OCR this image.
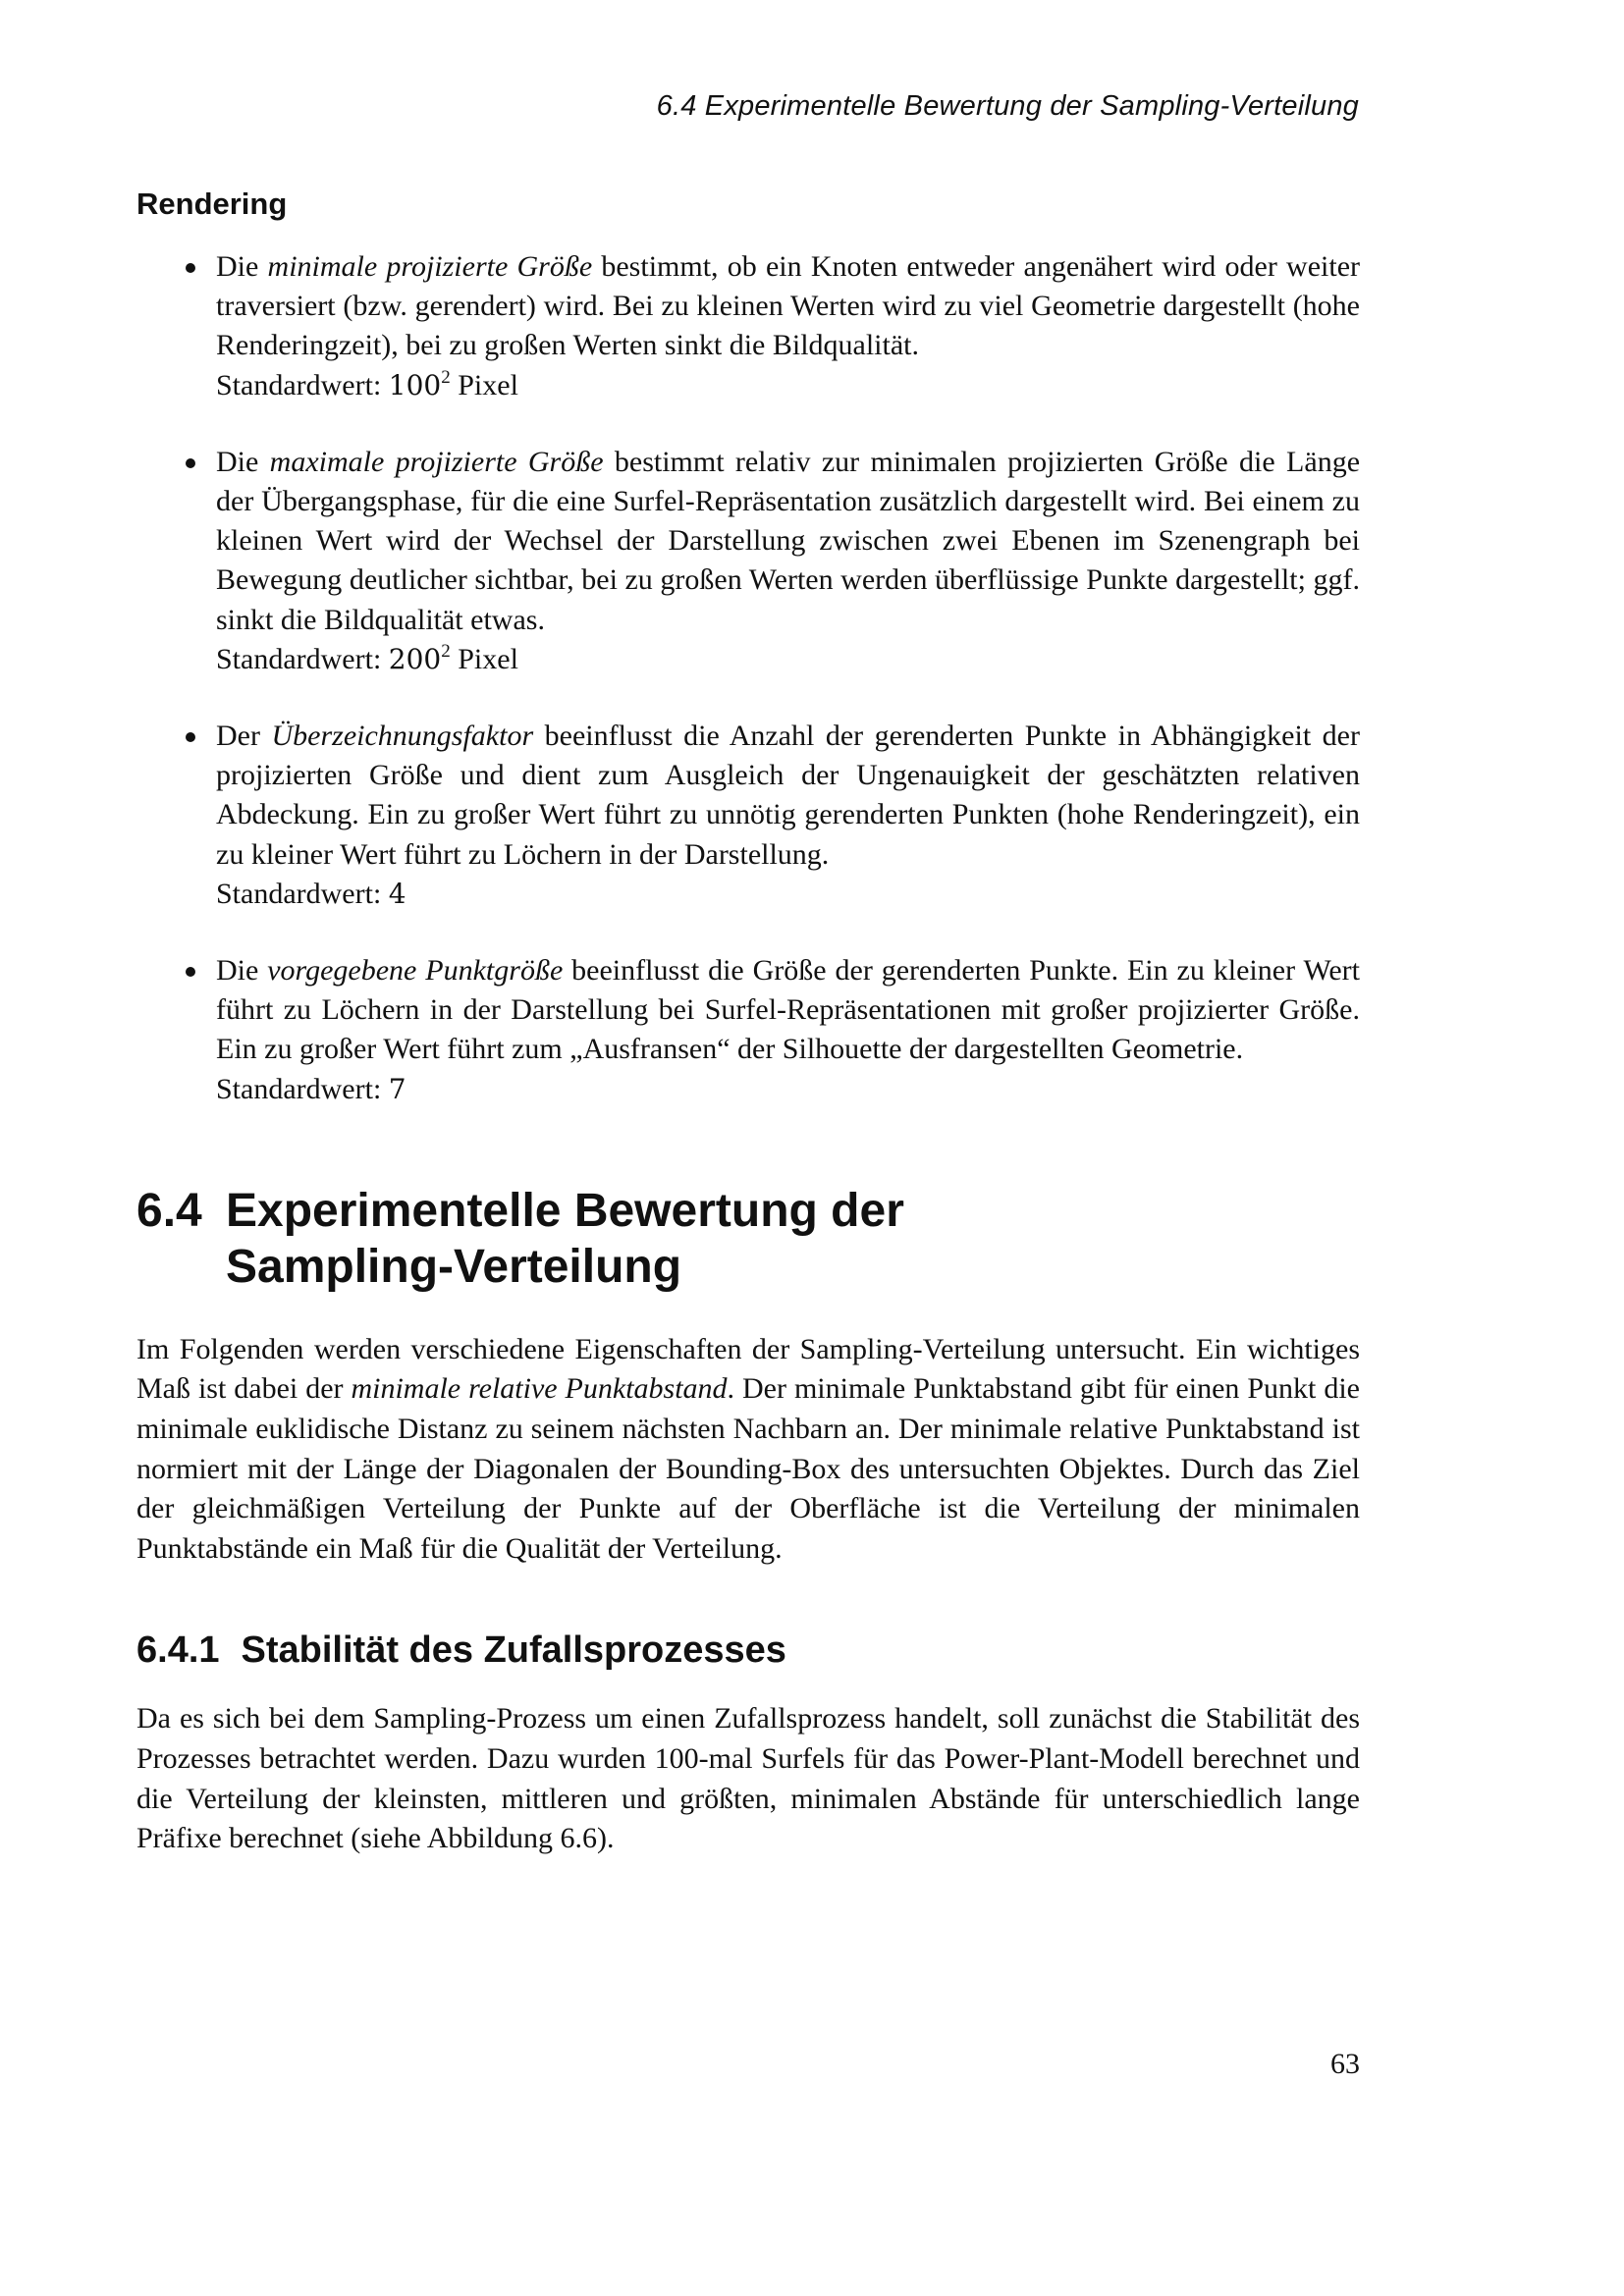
6.4 Experimentelle Bewertung der Sampling-Verteilung
Rendering

Die minimale projizierte Größe bestimmt, ob ein Knoten entweder angenähert wird oder weiter traversiert (bzw. gerendert) wird. Bei zu kleinen Werten wird zu viel Geometrie dargestellt (hohe Renderingzeit), bei zu großen Werten sinkt die Bildqualität.

Standardwert: $100^2$ Pixel

Die maximale projizierte Größe bestimmt relativ zur minimalen projizierten Größe die Länge der Übergangsphase, für die eine Surfel-Repräsentation zusätzlich dargestellt wird. Bei einem zu kleinen Wert wird der Wechsel der Darstellung zwischen zwei Ebenen im Szenengraph bei Bewegung deutlicher sichtbar, bei zu großen Werten werden überflüssige Punkte dargestellt; ggf. sinkt die Bildqualität etwas.

Standardwert: $200^2$ Pixel

Der Überzeichnungsfaktor beeinflusst die Anzahl der gerenderten Punkte in Abhängigkeit der projizierten Größe und dient zum Ausgleich der Ungenauigkeit der geschätzten relativen Abdeckung. Ein zu großer Wert führt zu unnötig gerenderten Punkten (hohe Renderingzeit), ein zu kleiner Wert führt zu Löchern in der Darstellung.

Standardwert: 4

Die vorgegebene Punktgröße beeinflusst die Größe der gerenderten Punkte. Ein zu kleiner Wert führt zu Löchern in der Darstellung bei Surfel-Repräsentationen mit großer projizierter Größe. Ein zu großer Wert führt zum „Ausfransen“ der Silhouette der dargestellten Geometrie.

Standardwert: 7
6.4 Experimentelle Bewertung der
Sampling-Verteilung

Im Folgenden werden verschiedene Eigenschaften der Sampling-Verteilung untersucht. Ein wichtiges Maß ist dabei der minimale relative Punktabstand. Der minimale Punktabstand gibt für einen Punkt die minimale euklidische Distanz zu seinem nächsten Nachbarn an. Der minimale relative Punktabstand ist normiert mit der Länge der Diagonalen der Bounding-Box des untersuchten Objektes. Durch das Ziel der gleichmäßigen Verteilung der Punkte auf der Oberfläche ist die Verteilung der minimalen Punktabstände ein Maß für die Qualität der Verteilung.

6.4.1 Stabilität des Zufallsprozesses

Da es sich bei dem Sampling-Prozess um einen Zufallsprozess handelt, soll zunächst die Stabilität des Prozesses betrachtet werden. Dazu wurden 100-mal Surfels für das Power-Plant-Modell berechnet und die Verteilung der kleinsten, mittleren und größten, minimalen Abstände für unterschiedlich lange Präfixe berechnet (siehe Abbildung 6.6).

63
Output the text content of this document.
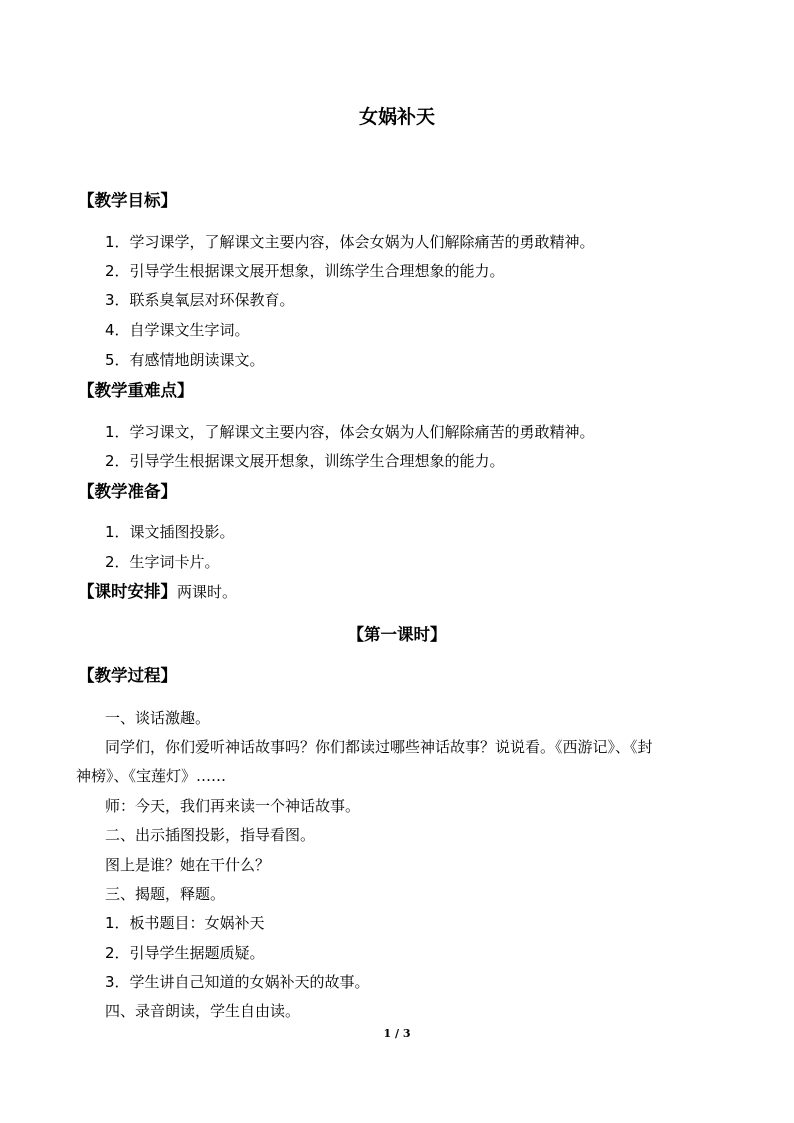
女娲补天
【教学目标】
1．学习课学，了解课文主要内容，体会女娲为人们解除痛苦的勇敢精神。
2．引导学生根据课文展开想象，训练学生合理想象的能力。
3．联系臭氧层对环保教育。
4．自学课文生字词。
5．有感情地朗读课文。
【教学重难点】
1．学习课文，了解课文主要内容，体会女娲为人们解除痛苦的勇敢精神。
2．引导学生根据课文展开想象，训练学生合理想象的能力。
【教学准备】
1．课文插图投影。
2．生字词卡片。
【课时安排】两课时。
【第一课时】
【教学过程】
一、谈话激趣。
同学们，你们爱听神话故事吗？你们都读过哪些神话故事？说说看。《西游记》、《封
神榜》、《宝莲灯》……
师：今天，我们再来读一个神话故事。
二、出示插图投影，指导看图。
图上是谁？她在干什么？
三、揭题，释题。
1．板书题目：女娲补天
2．引导学生据题质疑。
3．学生讲自己知道的女娲补天的故事。
四、录音朗读，学生自由读。
1 / 3
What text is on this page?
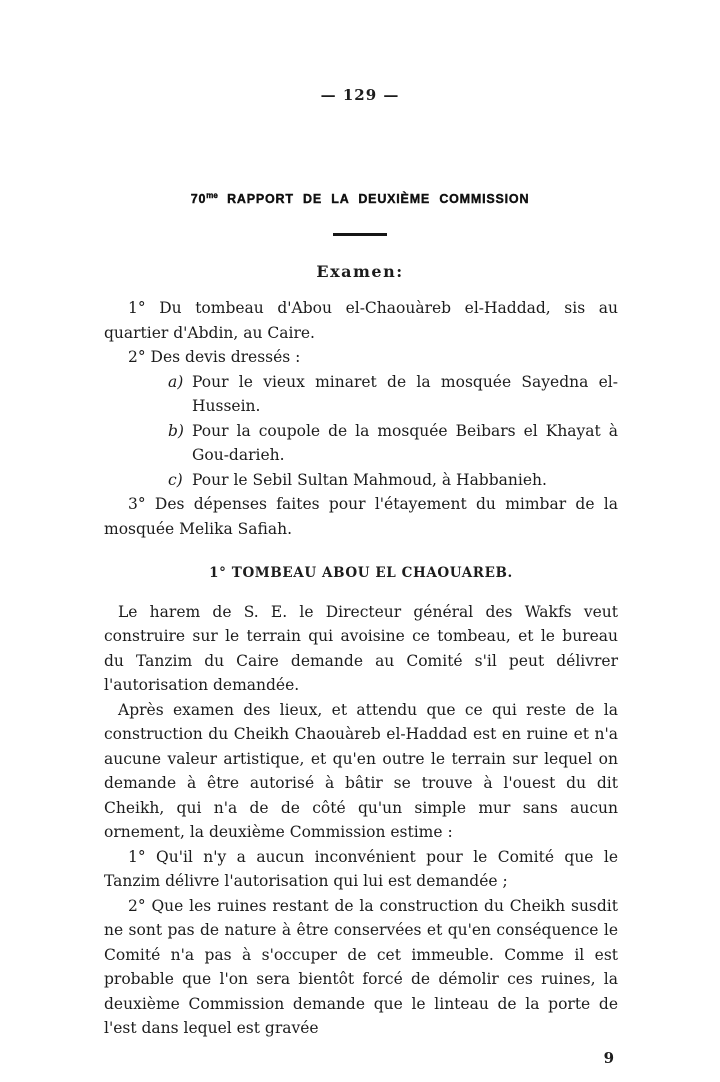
— 129 —
$70^{me}$ RAPPORT DE LA DEUXIÈME COMMISSION
Examen:

1° Du tombeau d'Abou el-Chaouàreb el-Haddad, sis au quartier d'Abdin, au Caire.

2° Des devis dressés :

a) Pour le vieux minaret de la mosquée Sayedna el-Hussein.
b) Pour la coupole de la mosquée Beibars el Khayat à Gou-darieh.
c) Pour le Sebil Sultan Mahmoud, à Habbanieh.

3° Des dépenses faites pour l'étayement du mimbar de la mosquée Melika Safiah.

1° TOMBEAU ABOU EL CHAOUAREB.

Le harem de S. E. le Directeur général des Wakfs veut construire sur le terrain qui avoisine ce tombeau, et le bureau du Tanzim du Caire demande au Comité s'il peut délivrer l'autorisation demandée.

Après examen des lieux, et attendu que ce qui reste de la construction du Cheikh Chaouàreb el-Haddad est en ruine et n'a aucune valeur artistique, et qu'en outre le terrain sur lequel on demande à être autorisé à bâtir se trouve à l'ouest du dit Cheikh, qui n'a de de côté qu'un simple mur sans aucun ornement, la deuxième Commission estime :

1° Qu'il n'y a aucun inconvénient pour le Comité que le Tanzim délivre l'autorisation qui lui est demandée ;

2° Que les ruines restant de la construction du Cheikh susdit ne sont pas de nature à être conservées et qu'en conséquence le Comité n'a pas à s'occuper de cet immeuble. Comme il est probable que l'on sera bientôt forcé de démolir ces ruines, la deuxième Commission demande que le linteau de la porte de l'est dans lequel est gravée

9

★ ★ ★ ★ ★

**Task goal**
Leaving out the pictures, repeat the data above exactly.

**Final result**
OCR this image.
6.4 Experimentelle Bewertung der Sampling-Verteilung
Rendering

Die minimale projizierte Größe bestimmt, ob ein Knoten entweder angenähert wird oder weiter traversiert (bzw. gerendert) wird. Bei zu kleinen Werten wird zu viel Geometrie dargestellt (hohe Renderingzeit), bei zu großen Werten sinkt die Bildqualität.

Standardwert: $100^2$ Pixel

Die maximale projizierte Größe bestimmt relativ zur minimalen projizierten Größe die Länge der Übergangsphase, für die eine Surfel-Repräsentation zusätzlich dargestellt wird. Bei einem zu kleinen Wert wird der Wechsel der Darstellung zwischen zwei Ebenen im Szenengraph bei Bewegung deutlicher sichtbar, bei zu großen Werten werden überflüssige Punkte dargestellt; ggf. sinkt die Bildqualität etwas.

Standardwert: $200^2$ Pixel

Der Überzeichnungsfaktor beeinflusst die Anzahl der gerenderten Punkte in Abhängigkeit der projizierten Größe und dient zum Ausgleich der Ungenauigkeit der geschätzten relativen Abdeckung. Ein zu großer Wert führt zu unnötig gerenderten Punkten (hohe Renderingzeit), ein zu kleiner Wert führt zu Löchern in der Darstellung.

Standardwert: 4

Die vorgegebene Punktgröße beeinflusst die Größe der gerenderten Punkte. Ein zu kleiner Wert führt zu Löchern in der Darstellung bei Surfel-Repräsentationen mit großer projizierter Größe. Ein zu großer Wert führt zum „Ausfransen“ der Silhouette der dargestellten Geometrie.

Standardwert: 7
6.4 Experimentelle Bewertung der
Sampling-Verteilung

Im Folgenden werden verschiedene Eigenschaften der Sampling-Verteilung untersucht. Ein wichtiges Maß ist dabei der minimale relative Punktabstand. Der minimale Punktabstand gibt für einen Punkt die minimale euklidische Distanz zu seinem nächsten Nachbarn an. Der minimale relative Punktabstand ist normiert mit der Länge der Diagonalen der Bounding-Box des untersuchten Objektes. Durch das Ziel der gleichmäßigen Verteilung der Punkte auf der Oberfläche ist die Verteilung der minimalen Punktabstände ein Maß für die Qualität der Verteilung.

6.4.1 Stabilität des Zufallsprozesses

Da es sich bei dem Sampling-Prozess um einen Zufallsprozess handelt, soll zunächst die Stabilität des Prozesses betrachtet werden. Dazu wurden 100-mal Surfels für das Power-Plant-Modell berechnet und die Verteilung der kleinsten, mittleren und größten, minimalen Abstände für unterschiedlich lange Präfixe berechnet (siehe Abbildung 6.6).

63
Output the text content of this document.
女娲补天
【教学目标】
1．学习课学，了解课文主要内容，体会女娲为人们解除痛苦的勇敢精神。
2．引导学生根据课文展开想象，训练学生合理想象的能力。
3．联系臭氧层对环保教育。
4．自学课文生字词。
5．有感情地朗读课文。
【教学重难点】
1．学习课文，了解课文主要内容，体会女娲为人们解除痛苦的勇敢精神。
2．引导学生根据课文展开想象，训练学生合理想象的能力。
【教学准备】
1．课文插图投影。
2．生字词卡片。
【课时安排】两课时。
【第一课时】
【教学过程】
一、谈话激趣。
同学们，你们爱听神话故事吗？你们都读过哪些神话故事？说说看。《西游记》、《封
神榜》、《宝莲灯》……
师：今天，我们再来读一个神话故事。
二、出示插图投影，指导看图。
图上是谁？她在干什么？
三、揭题，释题。
1．板书题目：女娲补天
2．引导学生据题质疑。
3．学生讲自己知道的女娲补天的故事。
四、录音朗读，学生自由读。
1 / 3
What text is on this page?
— 129 —
$70^{me}$ RAPPORT DE LA DEUXIÈME COMMISSION
Examen:

1° Du tombeau d'Abou el-Chaouàreb el-Haddad, sis au quartier d'Abdin, au Caire.

2° Des devis dressés :

a) Pour le vieux minaret de la mosquée Sayedna el-Hussein.
b) Pour la coupole de la mosquée Beibars el Khayat à Gou-darieh.
c) Pour le Sebil Sultan Mahmoud, à Habbanieh.

3° Des dépenses faites pour l'étayement du mimbar de la mosquée Melika Safiah.

1° TOMBEAU ABOU EL CHAOUAREB.

Le harem de S. E. le Directeur général des Wakfs veut construire sur le terrain qui avoisine ce tombeau, et le bureau du Tanzim du Caire demande au Comité s'il peut délivrer l'autorisation demandée.

Après examen des lieux, et attendu que ce qui reste de la construction du Cheikh Chaouàreb el-Haddad est en ruine et n'a aucune valeur artistique, et qu'en outre le terrain sur lequel on demande à être autorisé à bâtir se trouve à l'ouest du dit Cheikh, qui n'a de de côté qu'un simple mur sans aucun ornement, la deuxième Commission estime :

1° Qu'il n'y a aucun inconvénient pour le Comité que le Tanzim délivre l'autorisation qui lui est demandée ;

2° Que les ruines restant de la construction du Cheikh susdit ne sont pas de nature à être conservées et qu'en conséquence le Comité n'a pas à s'occuper de cet immeuble. Comme il est probable que l'on sera bientôt forcé de démolir ces ruines, la deuxième Commission demande que le linteau de la porte de l'est dans lequel est gravée

9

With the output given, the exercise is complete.